■ Collected data entries:
=-=-=

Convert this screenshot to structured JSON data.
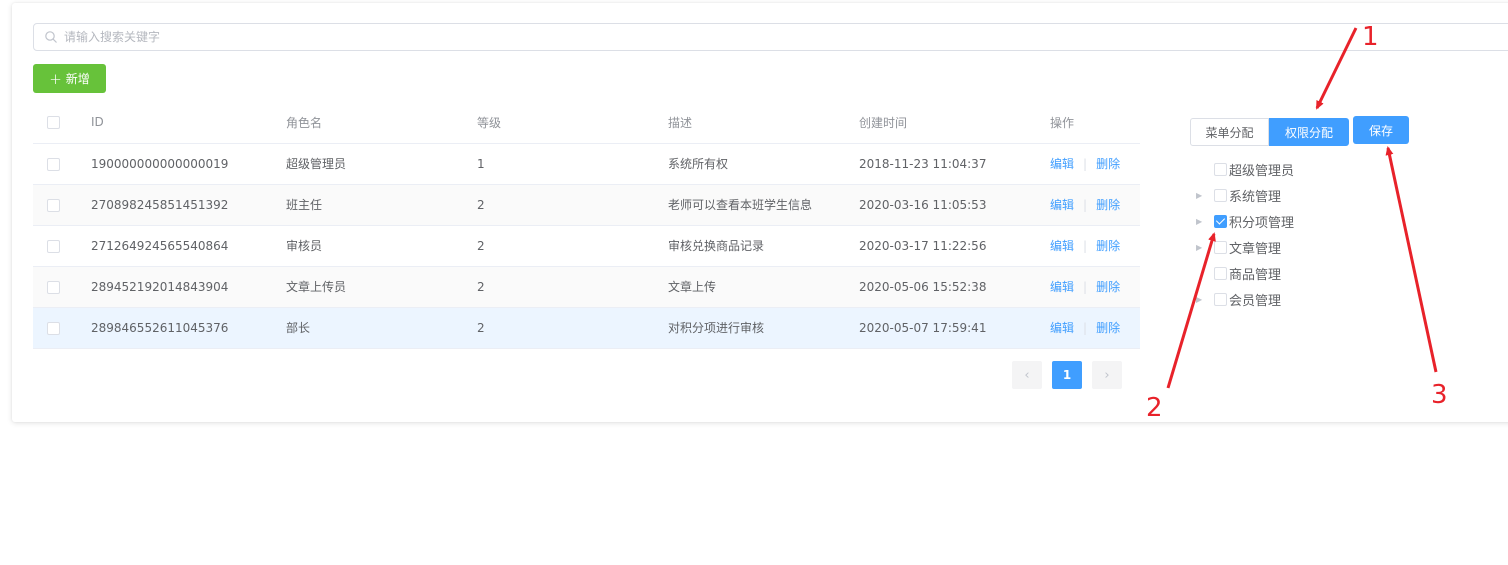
{
  "search": {
    "placeholder": "请输入搜索关键字"
  },
  "toolbar": {
    "add_label": "新增"
  },
  "table": {
    "headers": {
      "id": "ID",
      "name": "角色名",
      "level": "等级",
      "desc": "描述",
      "created": "创建时间",
      "ops": "操作"
    },
    "rows": [
      {
        "id": "190000000000000019",
        "name": "超级管理员",
        "level": "1",
        "desc": "系统所有权",
        "created": "2018-11-23 11:04:37"
      },
      {
        "id": "270898245851451392",
        "name": "班主任",
        "level": "2",
        "desc": "老师可以查看本班学生信息",
        "created": "2020-03-16 11:05:53"
      },
      {
        "id": "271264924565540864",
        "name": "审核员",
        "level": "2",
        "desc": "审核兑换商品记录",
        "created": "2020-03-17 11:22:56"
      },
      {
        "id": "289452192014843904",
        "name": "文章上传员",
        "level": "2",
        "desc": "文章上传",
        "created": "2020-05-06 15:52:38"
      },
      {
        "id": "289846552611045376",
        "name": "部长",
        "level": "2",
        "desc": "对积分项进行审核",
        "created": "2020-05-07 17:59:41"
      }
    ],
    "edit_label": "编辑",
    "delete_label": "删除",
    "divider": "|"
  },
  "pagination": {
    "current_page": "1",
    "prev_glyph": "‹",
    "next_glyph": "›"
  },
  "permission_panel": {
    "tab_menu": "菜单分配",
    "tab_permission": "权限分配",
    "active_tab": "权限分配",
    "save_label": "保存",
    "tree": [
      {
        "label": "超级管理员",
        "checked": false,
        "expandable": false
      },
      {
        "label": "系统管理",
        "checked": false,
        "expandable": true
      },
      {
        "label": "积分项管理",
        "checked": true,
        "expandable": true
      },
      {
        "label": "文章管理",
        "checked": false,
        "expandable": true
      },
      {
        "label": "商品管理",
        "checked": false,
        "expandable": false
      },
      {
        "label": "会员管理",
        "checked": false,
        "expandable": true
      }
    ]
  },
  "annotations": {
    "n1": "1",
    "n2": "2",
    "n3": "3"
  },
  "colors": {
    "primary": "#409eff",
    "success": "#67c23a",
    "annotation": "#e8222a"
  }
}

=-=-=

■ Written instruction: Restate each entry word for word, please, but drop any images it holds.

■ Output of the task:
Convert this screenshot to structured JSON data.
{
  "search": {
    "placeholder": "请输入搜索关键字"
  },
  "toolbar": {
    "add_label": "新增"
  },
  "table": {
    "headers": {
      "id": "ID",
      "name": "角色名",
      "level": "等级",
      "desc": "描述",
      "created": "创建时间",
      "ops": "操作"
    },
    "rows": [
      {
        "id": "190000000000000019",
        "name": "超级管理员",
        "level": "1",
        "desc": "系统所有权",
        "created": "2018-11-23 11:04:37"
      },
      {
        "id": "270898245851451392",
        "name": "班主任",
        "level": "2",
        "desc": "老师可以查看本班学生信息",
        "created": "2020-03-16 11:05:53"
      },
      {
        "id": "271264924565540864",
        "name": "审核员",
        "level": "2",
        "desc": "审核兑换商品记录",
        "created": "2020-03-17 11:22:56"
      },
      {
        "id": "289452192014843904",
        "name": "文章上传员",
        "level": "2",
        "desc": "文章上传",
        "created": "2020-05-06 15:52:38"
      },
      {
        "id": "289846552611045376",
        "name": "部长",
        "level": "2",
        "desc": "对积分项进行审核",
        "created": "2020-05-07 17:59:41"
      }
    ],
    "edit_label": "编辑",
    "delete_label": "删除",
    "divider": "|"
  },
  "pagination": {
    "current_page": "1",
    "prev_glyph": "‹",
    "next_glyph": "›"
  },
  "permission_panel": {
    "tab_menu": "菜单分配",
    "tab_permission": "权限分配",
    "active_tab": "权限分配",
    "save_label": "保存",
    "tree": [
      {
        "label": "超级管理员",
        "checked": false,
        "expandable": false
      },
      {
        "label": "系统管理",
        "checked": false,
        "expandable": true
      },
      {
        "label": "积分项管理",
        "checked": true,
        "expandable": true
      },
      {
        "label": "文章管理",
        "checked": false,
        "expandable": true
      },
      {
        "label": "商品管理",
        "checked": false,
        "expandable": false
      },
      {
        "label": "会员管理",
        "checked": false,
        "expandable": true
      }
    ]
  },
  "annotations": {
    "n1": "1",
    "n2": "2",
    "n3": "3"
  },
  "colors": {
    "primary": "#409eff",
    "success": "#67c23a",
    "annotation": "#e8222a"
  }
}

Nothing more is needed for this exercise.